→ Given instruction
Your task is to output the listing word for word, with pictures excluded.

(Saved entries)
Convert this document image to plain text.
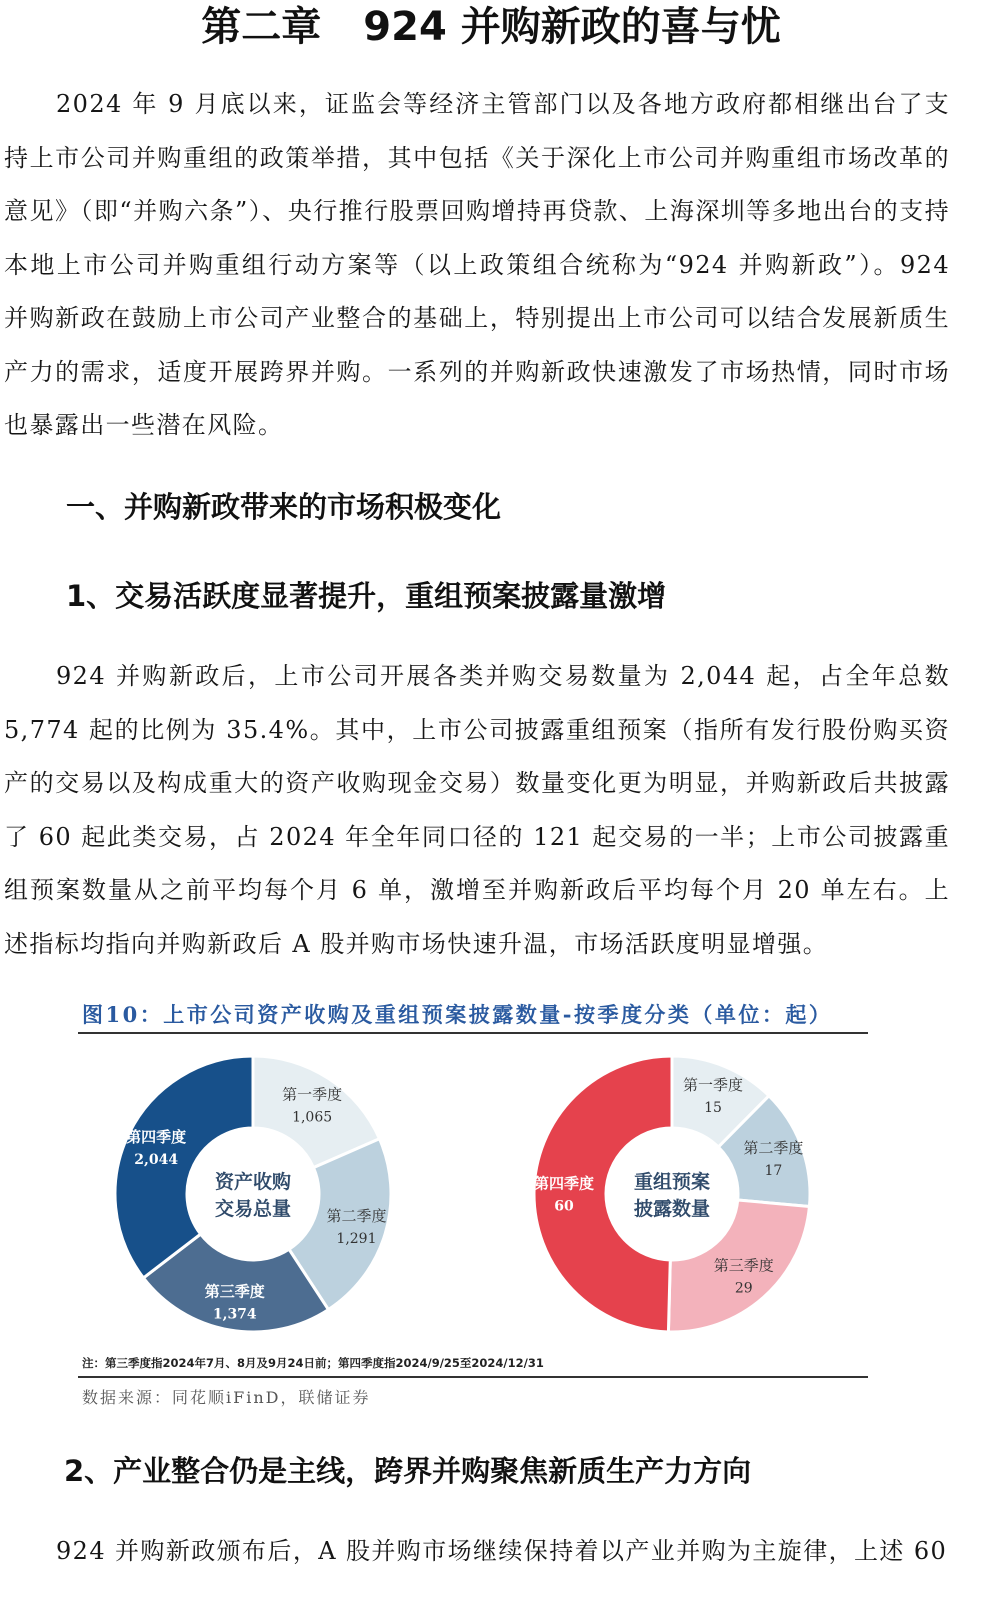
第二章 924 并购新政的喜与忧

2024 年 9 月底以来，证监会等经济主管部门以及各地方政府都相继出台了支持上市公司并购重组的政策举措，其中包括《关于深化上市公司并购重组市场改革的意见》（即“并购六条”）、央行推行股票回购增持再贷款、上海深圳等多地出台的支持本地上市公司并购重组行动方案等（以上政策组合统称为“924 并购新政”）。924 并购新政在鼓励上市公司产业整合的基础上，特别提出上市公司可以结合发展新质生产力的需求，适度开展跨界并购。一系列的并购新政快速激发了市场热情，同时市场也暴露出一些潜在风险。

一、并购新政带来的市场积极变化
1、交易活跃度显著提升，重组预案披露量激增

924 并购新政后，上市公司开展各类并购交易数量为 2,044 起，占全年总数 5,774 起的比例为 35.4%。其中，上市公司披露重组预案（指所有发行股份购买资产的交易以及构成重大的资产收购现金交易）数量变化更为明显，并购新政后共披露了 60 起此类交易，占 2024 年全年同口径的 121 起交易的一半；上市公司披露重组预案数量从之前平均每个月 6 单，激增至并购新政后平均每个月 20 单左右。上述指标均指向并购新政后 A 股并购市场快速升温，市场活跃度明显增强。

图10：上市公司资产收购及重组预案披露数量-按季度分类（单位：起）
第一季度
1,065
第二季度
1,291
第三季度
1,374
第四季度
2,044
资产收购
交易总量
第一季度
15
第二季度
17
第三季度
29
第四季度
60
重组预案
披露数量
注：第三季度指2024年7月、8月及9月24日前；第四季度指2024/9/25至2024/12/31
数据来源：同花顺iFinD，联储证券
2、产业整合仍是主线，跨界并购聚焦新质生产力方向

924 并购新政颁布后，A 股并购市场继续保持着以产业并购为主旋律，上述 60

→ Exercise answer
Convert this document image to plain text.
第二章 924 并购新政的喜与忧

2024 年 9 月底以来，证监会等经济主管部门以及各地方政府都相继出台了支持上市公司并购重组的政策举措，其中包括《关于深化上市公司并购重组市场改革的意见》（即“并购六条”）、央行推行股票回购增持再贷款、上海深圳等多地出台的支持本地上市公司并购重组行动方案等（以上政策组合统称为“924 并购新政”）。924 并购新政在鼓励上市公司产业整合的基础上，特别提出上市公司可以结合发展新质生产力的需求，适度开展跨界并购。一系列的并购新政快速激发了市场热情，同时市场也暴露出一些潜在风险。

一、并购新政带来的市场积极变化
1、交易活跃度显著提升，重组预案披露量激增

924 并购新政后，上市公司开展各类并购交易数量为 2,044 起，占全年总数 5,774 起的比例为 35.4%。其中，上市公司披露重组预案（指所有发行股份购买资产的交易以及构成重大的资产收购现金交易）数量变化更为明显，并购新政后共披露了 60 起此类交易，占 2024 年全年同口径的 121 起交易的一半；上市公司披露重组预案数量从之前平均每个月 6 单，激增至并购新政后平均每个月 20 单左右。上述指标均指向并购新政后 A 股并购市场快速升温，市场活跃度明显增强。

图10：上市公司资产收购及重组预案披露数量-按季度分类（单位：起）
第一季度
1,065
第二季度
1,291
第三季度
1,374
第四季度
2,044
资产收购
交易总量
第一季度
15
第二季度
17
第三季度
29
第四季度
60
重组预案
披露数量
注：第三季度指2024年7月、8月及9月24日前；第四季度指2024/9/25至2024/12/31
数据来源：同花顺iFinD，联储证券
2、产业整合仍是主线，跨界并购聚焦新质生产力方向

924 并购新政颁布后，A 股并购市场继续保持着以产业并购为主旋律，上述 60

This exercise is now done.